** Begin **
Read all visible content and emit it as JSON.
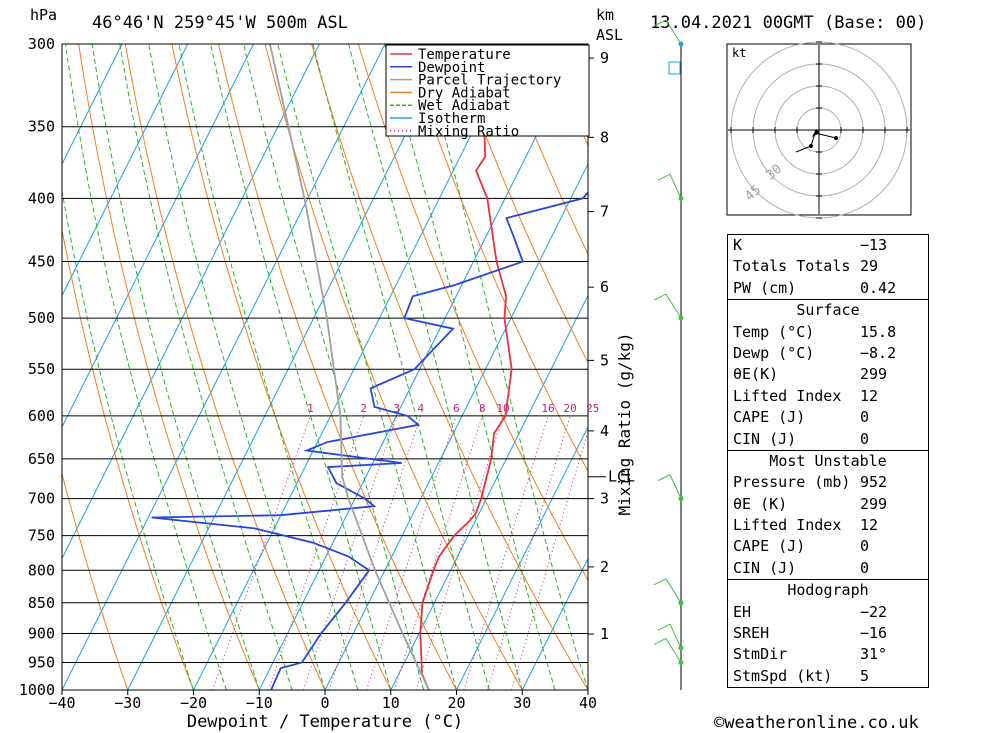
{
  "header": {
    "pressure_unit": "hPa",
    "location": "46°46'N  259°45'W  500m  ASL",
    "km_label": "km",
    "asl_label": "ASL",
    "datetime": "13.04.2021  00GMT  (Base: 00)"
  },
  "footer": {
    "copyright": "©weatheronline.co.uk"
  },
  "chart_data": {
    "type": "line",
    "title": "",
    "xlabel": "Dewpoint / Temperature (°C)",
    "ylabel": "hPa",
    "secondary_ylabel": "Mixing Ratio (g/kg)",
    "x_ticks": [
      "-40",
      "-30",
      "-20",
      "-10",
      "0",
      "10",
      "20",
      "30",
      "40"
    ],
    "xlim": [
      -40,
      40
    ],
    "pressure_levels": [
      300,
      350,
      400,
      450,
      500,
      550,
      600,
      650,
      700,
      750,
      800,
      850,
      900,
      950,
      1000
    ],
    "ylim": [
      1000,
      300
    ],
    "y_scale": "log",
    "height_km_ticks": [
      {
        "km": "1",
        "p": 901
      },
      {
        "km": "2",
        "p": 795
      },
      {
        "km": "3",
        "p": 700
      },
      {
        "km": "4",
        "p": 617
      },
      {
        "km": "5",
        "p": 541
      },
      {
        "km": "6",
        "p": 472
      },
      {
        "km": "7",
        "p": 410
      },
      {
        "km": "8",
        "p": 357
      },
      {
        "km": "9",
        "p": 308
      }
    ],
    "lcl_label": "LCL",
    "lcl_pressure": 672,
    "mixing_ratio_labels": [
      "1",
      "2",
      "3",
      "4",
      "6",
      "8",
      "10",
      "16",
      "20",
      "25"
    ],
    "legend": [
      {
        "name": "Temperature",
        "color": "#e8323c",
        "style": "solid"
      },
      {
        "name": "Dewpoint",
        "color": "#2846dc",
        "style": "solid"
      },
      {
        "name": "Parcel Trajectory",
        "color": "#a0a0a0",
        "style": "solid"
      },
      {
        "name": "Dry Adiabat",
        "color": "#f08020",
        "style": "solid"
      },
      {
        "name": "Wet Adiabat",
        "color": "#28b428",
        "style": "dashed"
      },
      {
        "name": "Isotherm",
        "color": "#1ea0e6",
        "style": "solid"
      },
      {
        "name": "Mixing Ratio",
        "color": "#c81e82",
        "style": "dotted"
      }
    ],
    "legend_position": "top-right",
    "series": [
      {
        "name": "Temperature",
        "color": "#e8323c",
        "points": [
          [
            1000,
            15.8
          ],
          [
            970,
            13.5
          ],
          [
            950,
            12.6
          ],
          [
            900,
            10.2
          ],
          [
            850,
            8.2
          ],
          [
            800,
            7.4
          ],
          [
            780,
            7.2
          ],
          [
            750,
            7.9
          ],
          [
            730,
            9.1
          ],
          [
            720,
            9.5
          ],
          [
            700,
            9.2
          ],
          [
            650,
            7.7
          ],
          [
            620,
            6.2
          ],
          [
            600,
            6.6
          ],
          [
            550,
            4.0
          ],
          [
            500,
            -1.0
          ],
          [
            480,
            -2.4
          ],
          [
            450,
            -6.5
          ],
          [
            400,
            -12.7
          ],
          [
            380,
            -16.5
          ],
          [
            370,
            -16.2
          ],
          [
            350,
            -18.6
          ],
          [
            320,
            -23.6
          ],
          [
            300,
            -27.0
          ]
        ]
      },
      {
        "name": "Dewpoint",
        "color": "#2846dc",
        "points": [
          [
            1000,
            -8.2
          ],
          [
            960,
            -8.4
          ],
          [
            950,
            -5.6
          ],
          [
            900,
            -4.9
          ],
          [
            850,
            -3.5
          ],
          [
            800,
            -2.4
          ],
          [
            780,
            -6.5
          ],
          [
            760,
            -13.0
          ],
          [
            740,
            -23.0
          ],
          [
            725,
            -39.5
          ],
          [
            722,
            -20.0
          ],
          [
            710,
            -6.5
          ],
          [
            700,
            -8.5
          ],
          [
            680,
            -14.0
          ],
          [
            660,
            -16.5
          ],
          [
            655,
            -5.6
          ],
          [
            640,
            -21.0
          ],
          [
            630,
            -18.5
          ],
          [
            610,
            -6.0
          ],
          [
            600,
            -8.3
          ],
          [
            590,
            -14.0
          ],
          [
            570,
            -16.0
          ],
          [
            550,
            -10.8
          ],
          [
            510,
            -8.0
          ],
          [
            500,
            -16.2
          ],
          [
            480,
            -16.6
          ],
          [
            470,
            -11.0
          ],
          [
            450,
            -2.5
          ],
          [
            430,
            -5.7
          ],
          [
            415,
            -8.3
          ],
          [
            400,
            1.8
          ],
          [
            380,
            3.5
          ],
          [
            370,
            6.0
          ],
          [
            350,
            4.9
          ],
          [
            320,
            -3.6
          ],
          [
            300,
            -11.0
          ]
        ]
      },
      {
        "name": "Parcel Trajectory",
        "color": "#a0a0a0",
        "points": [
          [
            1000,
            15.8
          ],
          [
            900,
            7.5
          ],
          [
            800,
            -1.5
          ],
          [
            700,
            -11.0
          ],
          [
            672,
            -13.6
          ],
          [
            600,
            -18.5
          ],
          [
            500,
            -28.0
          ],
          [
            400,
            -40.5
          ],
          [
            300,
            -57.5
          ]
        ]
      }
    ]
  },
  "hodograph": {
    "unit": "kt",
    "ring_labels": [
      "30",
      "45"
    ]
  },
  "wind_barbs_label": "wind barbs",
  "indices": {
    "general": [
      {
        "label": "K",
        "value": "-13"
      },
      {
        "label": "Totals Totals",
        "value": "29"
      },
      {
        "label": "PW (cm)",
        "value": "0.42"
      }
    ],
    "surface": {
      "title": "Surface",
      "rows": [
        {
          "label": "Temp (°C)",
          "value": "15.8"
        },
        {
          "label": "Dewp (°C)",
          "value": "-8.2"
        },
        {
          "label": "θE(K)",
          "value": "299"
        },
        {
          "label": "Lifted Index",
          "value": "12"
        },
        {
          "label": "CAPE (J)",
          "value": "0"
        },
        {
          "label": "CIN (J)",
          "value": "0"
        }
      ]
    },
    "most_unstable": {
      "title": "Most Unstable",
      "rows": [
        {
          "label": "Pressure (mb)",
          "value": "952"
        },
        {
          "label": "θE (K)",
          "value": "299"
        },
        {
          "label": "Lifted Index",
          "value": "12"
        },
        {
          "label": "CAPE (J)",
          "value": "0"
        },
        {
          "label": "CIN (J)",
          "value": "0"
        }
      ]
    },
    "hodograph": {
      "title": "Hodograph",
      "rows": [
        {
          "label": "EH",
          "value": "-22"
        },
        {
          "label": "SREH",
          "value": "-16"
        },
        {
          "label": "StmDir",
          "value": "31°"
        },
        {
          "label": "StmSpd (kt)",
          "value": "5"
        }
      ]
    }
  }
}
** End **
### What you will do
Quote the records in full and exactly; skip any image.

### Task result
Read all visible content and emit it as JSON.
{
  "header": {
    "pressure_unit": "hPa",
    "location": "46°46'N  259°45'W  500m  ASL",
    "km_label": "km",
    "asl_label": "ASL",
    "datetime": "13.04.2021  00GMT  (Base: 00)"
  },
  "footer": {
    "copyright": "©weatheronline.co.uk"
  },
  "chart_data": {
    "type": "line",
    "title": "",
    "xlabel": "Dewpoint / Temperature (°C)",
    "ylabel": "hPa",
    "secondary_ylabel": "Mixing Ratio (g/kg)",
    "x_ticks": [
      "-40",
      "-30",
      "-20",
      "-10",
      "0",
      "10",
      "20",
      "30",
      "40"
    ],
    "xlim": [
      -40,
      40
    ],
    "pressure_levels": [
      300,
      350,
      400,
      450,
      500,
      550,
      600,
      650,
      700,
      750,
      800,
      850,
      900,
      950,
      1000
    ],
    "ylim": [
      1000,
      300
    ],
    "y_scale": "log",
    "height_km_ticks": [
      {
        "km": "1",
        "p": 901
      },
      {
        "km": "2",
        "p": 795
      },
      {
        "km": "3",
        "p": 700
      },
      {
        "km": "4",
        "p": 617
      },
      {
        "km": "5",
        "p": 541
      },
      {
        "km": "6",
        "p": 472
      },
      {
        "km": "7",
        "p": 410
      },
      {
        "km": "8",
        "p": 357
      },
      {
        "km": "9",
        "p": 308
      }
    ],
    "lcl_label": "LCL",
    "lcl_pressure": 672,
    "mixing_ratio_labels": [
      "1",
      "2",
      "3",
      "4",
      "6",
      "8",
      "10",
      "16",
      "20",
      "25"
    ],
    "legend": [
      {
        "name": "Temperature",
        "color": "#e8323c",
        "style": "solid"
      },
      {
        "name": "Dewpoint",
        "color": "#2846dc",
        "style": "solid"
      },
      {
        "name": "Parcel Trajectory",
        "color": "#a0a0a0",
        "style": "solid"
      },
      {
        "name": "Dry Adiabat",
        "color": "#f08020",
        "style": "solid"
      },
      {
        "name": "Wet Adiabat",
        "color": "#28b428",
        "style": "dashed"
      },
      {
        "name": "Isotherm",
        "color": "#1ea0e6",
        "style": "solid"
      },
      {
        "name": "Mixing Ratio",
        "color": "#c81e82",
        "style": "dotted"
      }
    ],
    "legend_position": "top-right",
    "series": [
      {
        "name": "Temperature",
        "color": "#e8323c",
        "points": [
          [
            1000,
            15.8
          ],
          [
            970,
            13.5
          ],
          [
            950,
            12.6
          ],
          [
            900,
            10.2
          ],
          [
            850,
            8.2
          ],
          [
            800,
            7.4
          ],
          [
            780,
            7.2
          ],
          [
            750,
            7.9
          ],
          [
            730,
            9.1
          ],
          [
            720,
            9.5
          ],
          [
            700,
            9.2
          ],
          [
            650,
            7.7
          ],
          [
            620,
            6.2
          ],
          [
            600,
            6.6
          ],
          [
            550,
            4.0
          ],
          [
            500,
            -1.0
          ],
          [
            480,
            -2.4
          ],
          [
            450,
            -6.5
          ],
          [
            400,
            -12.7
          ],
          [
            380,
            -16.5
          ],
          [
            370,
            -16.2
          ],
          [
            350,
            -18.6
          ],
          [
            320,
            -23.6
          ],
          [
            300,
            -27.0
          ]
        ]
      },
      {
        "name": "Dewpoint",
        "color": "#2846dc",
        "points": [
          [
            1000,
            -8.2
          ],
          [
            960,
            -8.4
          ],
          [
            950,
            -5.6
          ],
          [
            900,
            -4.9
          ],
          [
            850,
            -3.5
          ],
          [
            800,
            -2.4
          ],
          [
            780,
            -6.5
          ],
          [
            760,
            -13.0
          ],
          [
            740,
            -23.0
          ],
          [
            725,
            -39.5
          ],
          [
            722,
            -20.0
          ],
          [
            710,
            -6.5
          ],
          [
            700,
            -8.5
          ],
          [
            680,
            -14.0
          ],
          [
            660,
            -16.5
          ],
          [
            655,
            -5.6
          ],
          [
            640,
            -21.0
          ],
          [
            630,
            -18.5
          ],
          [
            610,
            -6.0
          ],
          [
            600,
            -8.3
          ],
          [
            590,
            -14.0
          ],
          [
            570,
            -16.0
          ],
          [
            550,
            -10.8
          ],
          [
            510,
            -8.0
          ],
          [
            500,
            -16.2
          ],
          [
            480,
            -16.6
          ],
          [
            470,
            -11.0
          ],
          [
            450,
            -2.5
          ],
          [
            430,
            -5.7
          ],
          [
            415,
            -8.3
          ],
          [
            400,
            1.8
          ],
          [
            380,
            3.5
          ],
          [
            370,
            6.0
          ],
          [
            350,
            4.9
          ],
          [
            320,
            -3.6
          ],
          [
            300,
            -11.0
          ]
        ]
      },
      {
        "name": "Parcel Trajectory",
        "color": "#a0a0a0",
        "points": [
          [
            1000,
            15.8
          ],
          [
            900,
            7.5
          ],
          [
            800,
            -1.5
          ],
          [
            700,
            -11.0
          ],
          [
            672,
            -13.6
          ],
          [
            600,
            -18.5
          ],
          [
            500,
            -28.0
          ],
          [
            400,
            -40.5
          ],
          [
            300,
            -57.5
          ]
        ]
      }
    ]
  },
  "hodograph": {
    "unit": "kt",
    "ring_labels": [
      "30",
      "45"
    ]
  },
  "wind_barbs_label": "wind barbs",
  "indices": {
    "general": [
      {
        "label": "K",
        "value": "-13"
      },
      {
        "label": "Totals Totals",
        "value": "29"
      },
      {
        "label": "PW (cm)",
        "value": "0.42"
      }
    ],
    "surface": {
      "title": "Surface",
      "rows": [
        {
          "label": "Temp (°C)",
          "value": "15.8"
        },
        {
          "label": "Dewp (°C)",
          "value": "-8.2"
        },
        {
          "label": "θE(K)",
          "value": "299"
        },
        {
          "label": "Lifted Index",
          "value": "12"
        },
        {
          "label": "CAPE (J)",
          "value": "0"
        },
        {
          "label": "CIN (J)",
          "value": "0"
        }
      ]
    },
    "most_unstable": {
      "title": "Most Unstable",
      "rows": [
        {
          "label": "Pressure (mb)",
          "value": "952"
        },
        {
          "label": "θE (K)",
          "value": "299"
        },
        {
          "label": "Lifted Index",
          "value": "12"
        },
        {
          "label": "CAPE (J)",
          "value": "0"
        },
        {
          "label": "CIN (J)",
          "value": "0"
        }
      ]
    },
    "hodograph": {
      "title": "Hodograph",
      "rows": [
        {
          "label": "EH",
          "value": "-22"
        },
        {
          "label": "SREH",
          "value": "-16"
        },
        {
          "label": "StmDir",
          "value": "31°"
        },
        {
          "label": "StmSpd (kt)",
          "value": "5"
        }
      ]
    }
  }
}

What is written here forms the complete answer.